Source data
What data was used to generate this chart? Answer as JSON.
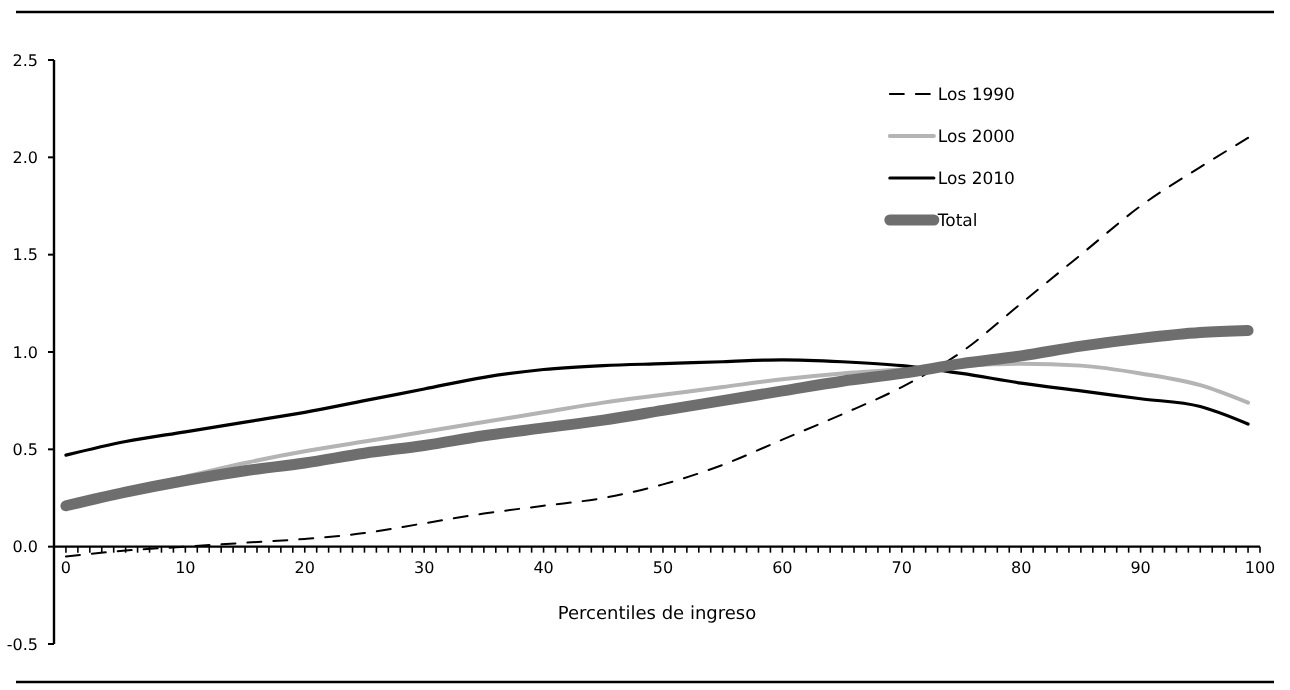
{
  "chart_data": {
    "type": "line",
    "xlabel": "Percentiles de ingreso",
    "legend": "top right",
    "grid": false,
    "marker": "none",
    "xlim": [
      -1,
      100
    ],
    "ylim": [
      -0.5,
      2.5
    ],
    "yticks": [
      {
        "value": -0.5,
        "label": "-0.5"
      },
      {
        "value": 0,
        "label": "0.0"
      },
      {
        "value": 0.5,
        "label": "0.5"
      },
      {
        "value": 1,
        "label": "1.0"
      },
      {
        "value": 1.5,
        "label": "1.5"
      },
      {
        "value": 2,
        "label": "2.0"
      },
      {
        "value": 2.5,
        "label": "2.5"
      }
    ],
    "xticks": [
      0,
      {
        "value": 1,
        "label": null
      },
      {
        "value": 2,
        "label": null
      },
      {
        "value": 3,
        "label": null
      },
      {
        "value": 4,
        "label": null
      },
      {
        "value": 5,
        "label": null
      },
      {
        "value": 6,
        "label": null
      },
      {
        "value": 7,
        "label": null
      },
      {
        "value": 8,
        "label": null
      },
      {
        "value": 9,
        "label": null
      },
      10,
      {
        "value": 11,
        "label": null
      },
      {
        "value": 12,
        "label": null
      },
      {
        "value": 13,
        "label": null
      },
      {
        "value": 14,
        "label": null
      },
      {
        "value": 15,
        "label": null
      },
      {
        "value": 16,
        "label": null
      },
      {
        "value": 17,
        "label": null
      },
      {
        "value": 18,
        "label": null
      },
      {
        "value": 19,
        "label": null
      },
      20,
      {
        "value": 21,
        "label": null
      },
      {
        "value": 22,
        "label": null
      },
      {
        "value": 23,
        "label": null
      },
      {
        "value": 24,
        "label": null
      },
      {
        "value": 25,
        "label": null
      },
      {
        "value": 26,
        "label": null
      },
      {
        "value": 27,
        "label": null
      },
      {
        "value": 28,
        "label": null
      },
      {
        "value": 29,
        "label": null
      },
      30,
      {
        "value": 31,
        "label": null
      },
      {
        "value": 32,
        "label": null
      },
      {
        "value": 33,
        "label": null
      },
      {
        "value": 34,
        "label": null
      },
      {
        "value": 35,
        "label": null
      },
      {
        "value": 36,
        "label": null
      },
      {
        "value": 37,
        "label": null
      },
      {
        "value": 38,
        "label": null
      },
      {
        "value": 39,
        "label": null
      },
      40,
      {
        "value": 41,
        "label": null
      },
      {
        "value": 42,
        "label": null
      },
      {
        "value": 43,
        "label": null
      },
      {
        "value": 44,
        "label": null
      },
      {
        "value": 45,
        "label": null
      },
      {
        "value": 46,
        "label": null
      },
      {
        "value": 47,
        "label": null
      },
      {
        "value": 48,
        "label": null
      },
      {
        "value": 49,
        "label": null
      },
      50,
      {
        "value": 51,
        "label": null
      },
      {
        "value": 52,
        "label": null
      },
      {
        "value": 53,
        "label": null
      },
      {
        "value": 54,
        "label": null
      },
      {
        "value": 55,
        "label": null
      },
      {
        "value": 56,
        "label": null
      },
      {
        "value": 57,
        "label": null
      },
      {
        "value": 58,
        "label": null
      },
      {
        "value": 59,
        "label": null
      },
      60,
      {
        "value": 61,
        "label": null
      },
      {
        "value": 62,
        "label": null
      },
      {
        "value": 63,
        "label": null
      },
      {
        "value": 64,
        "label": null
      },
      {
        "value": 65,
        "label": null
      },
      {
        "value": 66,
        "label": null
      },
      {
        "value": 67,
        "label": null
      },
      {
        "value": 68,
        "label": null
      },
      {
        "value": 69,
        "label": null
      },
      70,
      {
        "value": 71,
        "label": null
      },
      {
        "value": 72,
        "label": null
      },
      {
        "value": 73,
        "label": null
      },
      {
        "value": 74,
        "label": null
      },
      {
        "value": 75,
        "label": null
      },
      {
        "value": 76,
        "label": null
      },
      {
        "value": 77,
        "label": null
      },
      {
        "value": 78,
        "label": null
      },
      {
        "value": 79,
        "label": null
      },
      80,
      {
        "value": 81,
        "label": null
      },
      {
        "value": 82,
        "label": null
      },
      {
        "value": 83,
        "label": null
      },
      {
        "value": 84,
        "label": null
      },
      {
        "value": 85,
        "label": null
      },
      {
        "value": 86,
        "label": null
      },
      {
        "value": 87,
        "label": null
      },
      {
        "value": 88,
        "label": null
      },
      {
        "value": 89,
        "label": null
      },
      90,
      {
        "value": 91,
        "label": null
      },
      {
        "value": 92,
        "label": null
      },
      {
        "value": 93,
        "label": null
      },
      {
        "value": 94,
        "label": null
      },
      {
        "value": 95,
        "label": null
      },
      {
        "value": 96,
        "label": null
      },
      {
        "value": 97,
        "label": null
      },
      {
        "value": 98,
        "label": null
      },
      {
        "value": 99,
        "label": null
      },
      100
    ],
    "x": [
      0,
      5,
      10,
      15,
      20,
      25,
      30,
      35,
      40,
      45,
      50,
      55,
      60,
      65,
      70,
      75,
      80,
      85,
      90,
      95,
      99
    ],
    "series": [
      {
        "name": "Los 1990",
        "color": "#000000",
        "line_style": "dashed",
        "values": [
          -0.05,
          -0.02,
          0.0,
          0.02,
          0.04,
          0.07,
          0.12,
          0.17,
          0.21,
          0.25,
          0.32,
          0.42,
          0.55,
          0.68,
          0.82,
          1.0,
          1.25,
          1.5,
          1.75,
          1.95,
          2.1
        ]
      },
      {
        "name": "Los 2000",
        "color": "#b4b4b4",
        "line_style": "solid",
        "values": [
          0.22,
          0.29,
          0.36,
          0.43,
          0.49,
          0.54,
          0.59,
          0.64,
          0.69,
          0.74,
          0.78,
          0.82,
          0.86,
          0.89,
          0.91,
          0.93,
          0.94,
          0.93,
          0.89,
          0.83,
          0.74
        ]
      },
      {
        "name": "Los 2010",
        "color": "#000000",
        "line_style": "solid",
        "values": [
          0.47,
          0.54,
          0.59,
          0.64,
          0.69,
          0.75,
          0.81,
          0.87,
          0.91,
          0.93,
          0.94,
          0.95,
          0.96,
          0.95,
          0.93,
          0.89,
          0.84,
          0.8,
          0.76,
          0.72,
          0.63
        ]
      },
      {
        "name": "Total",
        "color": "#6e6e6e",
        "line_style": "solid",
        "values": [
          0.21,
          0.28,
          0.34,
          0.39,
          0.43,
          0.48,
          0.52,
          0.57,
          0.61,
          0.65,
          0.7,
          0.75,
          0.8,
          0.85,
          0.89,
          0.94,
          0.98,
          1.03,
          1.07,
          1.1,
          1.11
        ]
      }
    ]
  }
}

### WHAT YOU WILL DO
The data above should be repeated exactly, minus any pictures.

### THE REPLY
What data was used to generate this chart? Answer as JSON.
{
  "chart_data": {
    "type": "line",
    "xlabel": "Percentiles de ingreso",
    "legend": "top right",
    "grid": false,
    "marker": "none",
    "xlim": [
      -1,
      100
    ],
    "ylim": [
      -0.5,
      2.5
    ],
    "yticks": [
      {
        "value": -0.5,
        "label": "-0.5"
      },
      {
        "value": 0,
        "label": "0.0"
      },
      {
        "value": 0.5,
        "label": "0.5"
      },
      {
        "value": 1,
        "label": "1.0"
      },
      {
        "value": 1.5,
        "label": "1.5"
      },
      {
        "value": 2,
        "label": "2.0"
      },
      {
        "value": 2.5,
        "label": "2.5"
      }
    ],
    "xticks": [
      0,
      {
        "value": 1,
        "label": null
      },
      {
        "value": 2,
        "label": null
      },
      {
        "value": 3,
        "label": null
      },
      {
        "value": 4,
        "label": null
      },
      {
        "value": 5,
        "label": null
      },
      {
        "value": 6,
        "label": null
      },
      {
        "value": 7,
        "label": null
      },
      {
        "value": 8,
        "label": null
      },
      {
        "value": 9,
        "label": null
      },
      10,
      {
        "value": 11,
        "label": null
      },
      {
        "value": 12,
        "label": null
      },
      {
        "value": 13,
        "label": null
      },
      {
        "value": 14,
        "label": null
      },
      {
        "value": 15,
        "label": null
      },
      {
        "value": 16,
        "label": null
      },
      {
        "value": 17,
        "label": null
      },
      {
        "value": 18,
        "label": null
      },
      {
        "value": 19,
        "label": null
      },
      20,
      {
        "value": 21,
        "label": null
      },
      {
        "value": 22,
        "label": null
      },
      {
        "value": 23,
        "label": null
      },
      {
        "value": 24,
        "label": null
      },
      {
        "value": 25,
        "label": null
      },
      {
        "value": 26,
        "label": null
      },
      {
        "value": 27,
        "label": null
      },
      {
        "value": 28,
        "label": null
      },
      {
        "value": 29,
        "label": null
      },
      30,
      {
        "value": 31,
        "label": null
      },
      {
        "value": 32,
        "label": null
      },
      {
        "value": 33,
        "label": null
      },
      {
        "value": 34,
        "label": null
      },
      {
        "value": 35,
        "label": null
      },
      {
        "value": 36,
        "label": null
      },
      {
        "value": 37,
        "label": null
      },
      {
        "value": 38,
        "label": null
      },
      {
        "value": 39,
        "label": null
      },
      40,
      {
        "value": 41,
        "label": null
      },
      {
        "value": 42,
        "label": null
      },
      {
        "value": 43,
        "label": null
      },
      {
        "value": 44,
        "label": null
      },
      {
        "value": 45,
        "label": null
      },
      {
        "value": 46,
        "label": null
      },
      {
        "value": 47,
        "label": null
      },
      {
        "value": 48,
        "label": null
      },
      {
        "value": 49,
        "label": null
      },
      50,
      {
        "value": 51,
        "label": null
      },
      {
        "value": 52,
        "label": null
      },
      {
        "value": 53,
        "label": null
      },
      {
        "value": 54,
        "label": null
      },
      {
        "value": 55,
        "label": null
      },
      {
        "value": 56,
        "label": null
      },
      {
        "value": 57,
        "label": null
      },
      {
        "value": 58,
        "label": null
      },
      {
        "value": 59,
        "label": null
      },
      60,
      {
        "value": 61,
        "label": null
      },
      {
        "value": 62,
        "label": null
      },
      {
        "value": 63,
        "label": null
      },
      {
        "value": 64,
        "label": null
      },
      {
        "value": 65,
        "label": null
      },
      {
        "value": 66,
        "label": null
      },
      {
        "value": 67,
        "label": null
      },
      {
        "value": 68,
        "label": null
      },
      {
        "value": 69,
        "label": null
      },
      70,
      {
        "value": 71,
        "label": null
      },
      {
        "value": 72,
        "label": null
      },
      {
        "value": 73,
        "label": null
      },
      {
        "value": 74,
        "label": null
      },
      {
        "value": 75,
        "label": null
      },
      {
        "value": 76,
        "label": null
      },
      {
        "value": 77,
        "label": null
      },
      {
        "value": 78,
        "label": null
      },
      {
        "value": 79,
        "label": null
      },
      80,
      {
        "value": 81,
        "label": null
      },
      {
        "value": 82,
        "label": null
      },
      {
        "value": 83,
        "label": null
      },
      {
        "value": 84,
        "label": null
      },
      {
        "value": 85,
        "label": null
      },
      {
        "value": 86,
        "label": null
      },
      {
        "value": 87,
        "label": null
      },
      {
        "value": 88,
        "label": null
      },
      {
        "value": 89,
        "label": null
      },
      90,
      {
        "value": 91,
        "label": null
      },
      {
        "value": 92,
        "label": null
      },
      {
        "value": 93,
        "label": null
      },
      {
        "value": 94,
        "label": null
      },
      {
        "value": 95,
        "label": null
      },
      {
        "value": 96,
        "label": null
      },
      {
        "value": 97,
        "label": null
      },
      {
        "value": 98,
        "label": null
      },
      {
        "value": 99,
        "label": null
      },
      100
    ],
    "x": [
      0,
      5,
      10,
      15,
      20,
      25,
      30,
      35,
      40,
      45,
      50,
      55,
      60,
      65,
      70,
      75,
      80,
      85,
      90,
      95,
      99
    ],
    "series": [
      {
        "name": "Los 1990",
        "color": "#000000",
        "line_style": "dashed",
        "values": [
          -0.05,
          -0.02,
          0.0,
          0.02,
          0.04,
          0.07,
          0.12,
          0.17,
          0.21,
          0.25,
          0.32,
          0.42,
          0.55,
          0.68,
          0.82,
          1.0,
          1.25,
          1.5,
          1.75,
          1.95,
          2.1
        ]
      },
      {
        "name": "Los 2000",
        "color": "#b4b4b4",
        "line_style": "solid",
        "values": [
          0.22,
          0.29,
          0.36,
          0.43,
          0.49,
          0.54,
          0.59,
          0.64,
          0.69,
          0.74,
          0.78,
          0.82,
          0.86,
          0.89,
          0.91,
          0.93,
          0.94,
          0.93,
          0.89,
          0.83,
          0.74
        ]
      },
      {
        "name": "Los 2010",
        "color": "#000000",
        "line_style": "solid",
        "values": [
          0.47,
          0.54,
          0.59,
          0.64,
          0.69,
          0.75,
          0.81,
          0.87,
          0.91,
          0.93,
          0.94,
          0.95,
          0.96,
          0.95,
          0.93,
          0.89,
          0.84,
          0.8,
          0.76,
          0.72,
          0.63
        ]
      },
      {
        "name": "Total",
        "color": "#6e6e6e",
        "line_style": "solid",
        "values": [
          0.21,
          0.28,
          0.34,
          0.39,
          0.43,
          0.48,
          0.52,
          0.57,
          0.61,
          0.65,
          0.7,
          0.75,
          0.8,
          0.85,
          0.89,
          0.94,
          0.98,
          1.03,
          1.07,
          1.1,
          1.11
        ]
      }
    ]
  }
}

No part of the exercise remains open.